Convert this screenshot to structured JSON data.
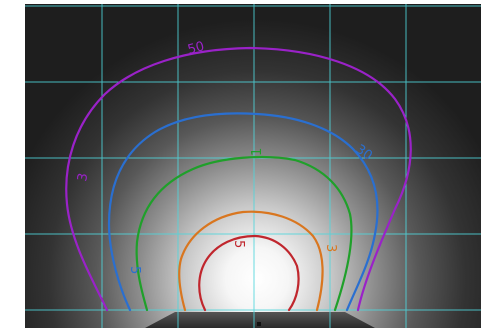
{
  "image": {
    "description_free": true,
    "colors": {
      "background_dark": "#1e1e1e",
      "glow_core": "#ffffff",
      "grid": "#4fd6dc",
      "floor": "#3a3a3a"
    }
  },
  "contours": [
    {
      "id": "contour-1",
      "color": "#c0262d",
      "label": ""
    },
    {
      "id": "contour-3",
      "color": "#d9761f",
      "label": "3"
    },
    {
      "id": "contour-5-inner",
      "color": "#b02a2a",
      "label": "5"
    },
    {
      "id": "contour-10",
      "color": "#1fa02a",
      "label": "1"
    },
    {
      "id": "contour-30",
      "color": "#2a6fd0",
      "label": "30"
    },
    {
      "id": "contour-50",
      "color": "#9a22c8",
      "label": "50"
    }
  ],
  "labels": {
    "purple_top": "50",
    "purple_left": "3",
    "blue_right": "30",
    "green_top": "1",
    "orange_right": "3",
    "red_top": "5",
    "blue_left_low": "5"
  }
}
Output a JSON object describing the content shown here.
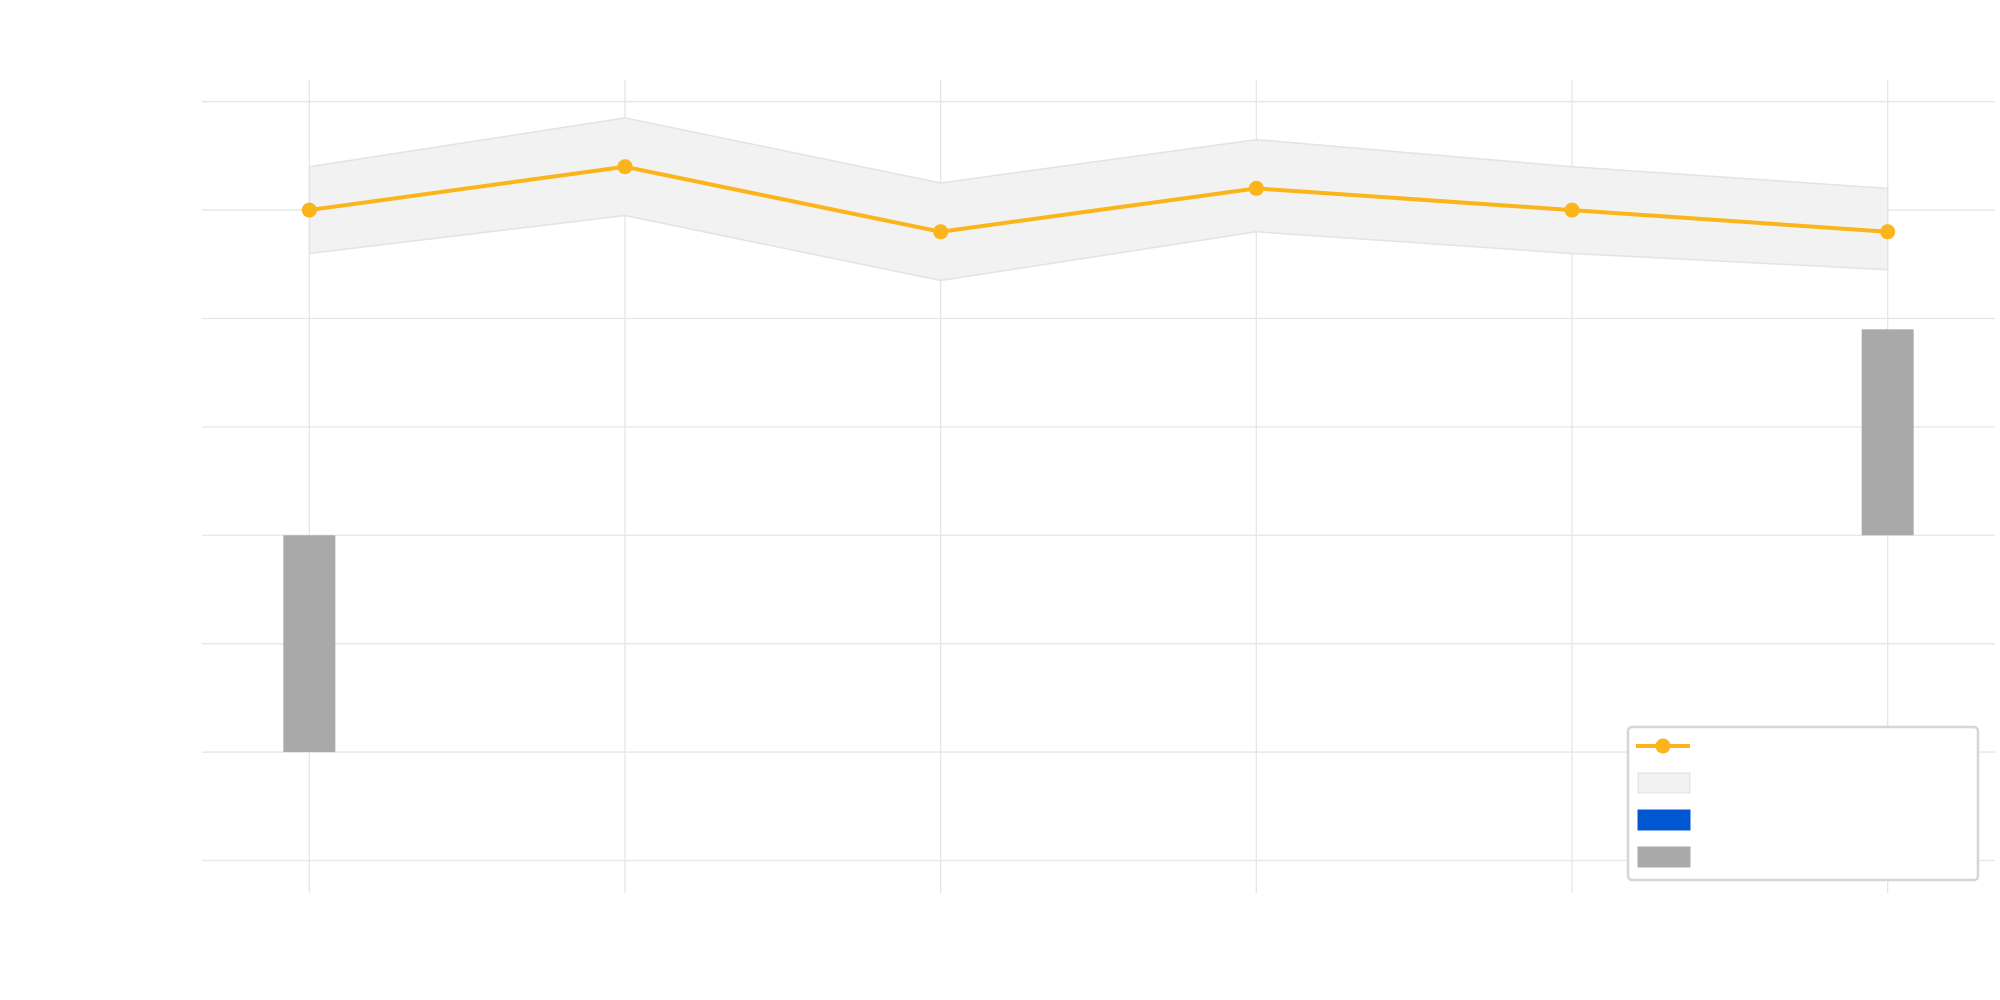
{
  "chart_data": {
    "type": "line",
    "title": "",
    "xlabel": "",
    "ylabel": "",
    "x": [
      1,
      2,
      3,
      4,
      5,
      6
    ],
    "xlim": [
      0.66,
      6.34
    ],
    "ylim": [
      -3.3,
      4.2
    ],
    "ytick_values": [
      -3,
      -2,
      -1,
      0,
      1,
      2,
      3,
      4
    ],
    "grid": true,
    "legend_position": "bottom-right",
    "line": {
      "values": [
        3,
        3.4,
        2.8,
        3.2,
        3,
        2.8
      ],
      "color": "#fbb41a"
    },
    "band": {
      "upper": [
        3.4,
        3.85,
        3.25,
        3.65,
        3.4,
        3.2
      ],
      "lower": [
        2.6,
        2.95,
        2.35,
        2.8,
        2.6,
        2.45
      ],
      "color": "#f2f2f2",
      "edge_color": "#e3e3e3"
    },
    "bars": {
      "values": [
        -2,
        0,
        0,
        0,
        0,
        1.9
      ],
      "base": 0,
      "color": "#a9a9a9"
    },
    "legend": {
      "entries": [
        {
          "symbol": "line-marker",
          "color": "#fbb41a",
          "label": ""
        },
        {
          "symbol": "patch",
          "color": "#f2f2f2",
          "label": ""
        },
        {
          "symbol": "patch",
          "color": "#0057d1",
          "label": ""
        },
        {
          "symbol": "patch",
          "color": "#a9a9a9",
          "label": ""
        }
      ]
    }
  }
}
_ _ _
» WHAT IS REQUIRED
Print every entry above again without changing a word, and omit the pictures.

» RESPONSE TO THIS EXERCISE
Convert this screenshot to structured JSON data.
{
  "image": {
    "description_free": true,
    "colors": {
      "background_dark": "#1e1e1e",
      "glow_core": "#ffffff",
      "grid": "#4fd6dc",
      "floor": "#3a3a3a"
    }
  },
  "contours": [
    {
      "id": "contour-1",
      "color": "#c0262d",
      "label": ""
    },
    {
      "id": "contour-3",
      "color": "#d9761f",
      "label": "3"
    },
    {
      "id": "contour-5-inner",
      "color": "#b02a2a",
      "label": "5"
    },
    {
      "id": "contour-10",
      "color": "#1fa02a",
      "label": "1"
    },
    {
      "id": "contour-30",
      "color": "#2a6fd0",
      "label": "30"
    },
    {
      "id": "contour-50",
      "color": "#9a22c8",
      "label": "50"
    }
  ],
  "labels": {
    "purple_top": "50",
    "purple_left": "3",
    "blue_right": "30",
    "green_top": "1",
    "orange_right": "3",
    "red_top": "5",
    "blue_left_low": "5"
  }
}
Output a JSON object describing the content shown here.
{
  "chart_data": {
    "type": "line",
    "title": "",
    "xlabel": "",
    "ylabel": "",
    "x": [
      1,
      2,
      3,
      4,
      5,
      6
    ],
    "xlim": [
      0.66,
      6.34
    ],
    "ylim": [
      -3.3,
      4.2
    ],
    "ytick_values": [
      -3,
      -2,
      -1,
      0,
      1,
      2,
      3,
      4
    ],
    "grid": true,
    "legend_position": "bottom-right",
    "line": {
      "values": [
        3,
        3.4,
        2.8,
        3.2,
        3,
        2.8
      ],
      "color": "#fbb41a"
    },
    "band": {
      "upper": [
        3.4,
        3.85,
        3.25,
        3.65,
        3.4,
        3.2
      ],
      "lower": [
        2.6,
        2.95,
        2.35,
        2.8,
        2.6,
        2.45
      ],
      "color": "#f2f2f2",
      "edge_color": "#e3e3e3"
    },
    "bars": {
      "values": [
        -2,
        0,
        0,
        0,
        0,
        1.9
      ],
      "base": 0,
      "color": "#a9a9a9"
    },
    "legend": {
      "entries": [
        {
          "symbol": "line-marker",
          "color": "#fbb41a",
          "label": ""
        },
        {
          "symbol": "patch",
          "color": "#f2f2f2",
          "label": ""
        },
        {
          "symbol": "patch",
          "color": "#0057d1",
          "label": ""
        },
        {
          "symbol": "patch",
          "color": "#a9a9a9",
          "label": ""
        }
      ]
    }
  }
}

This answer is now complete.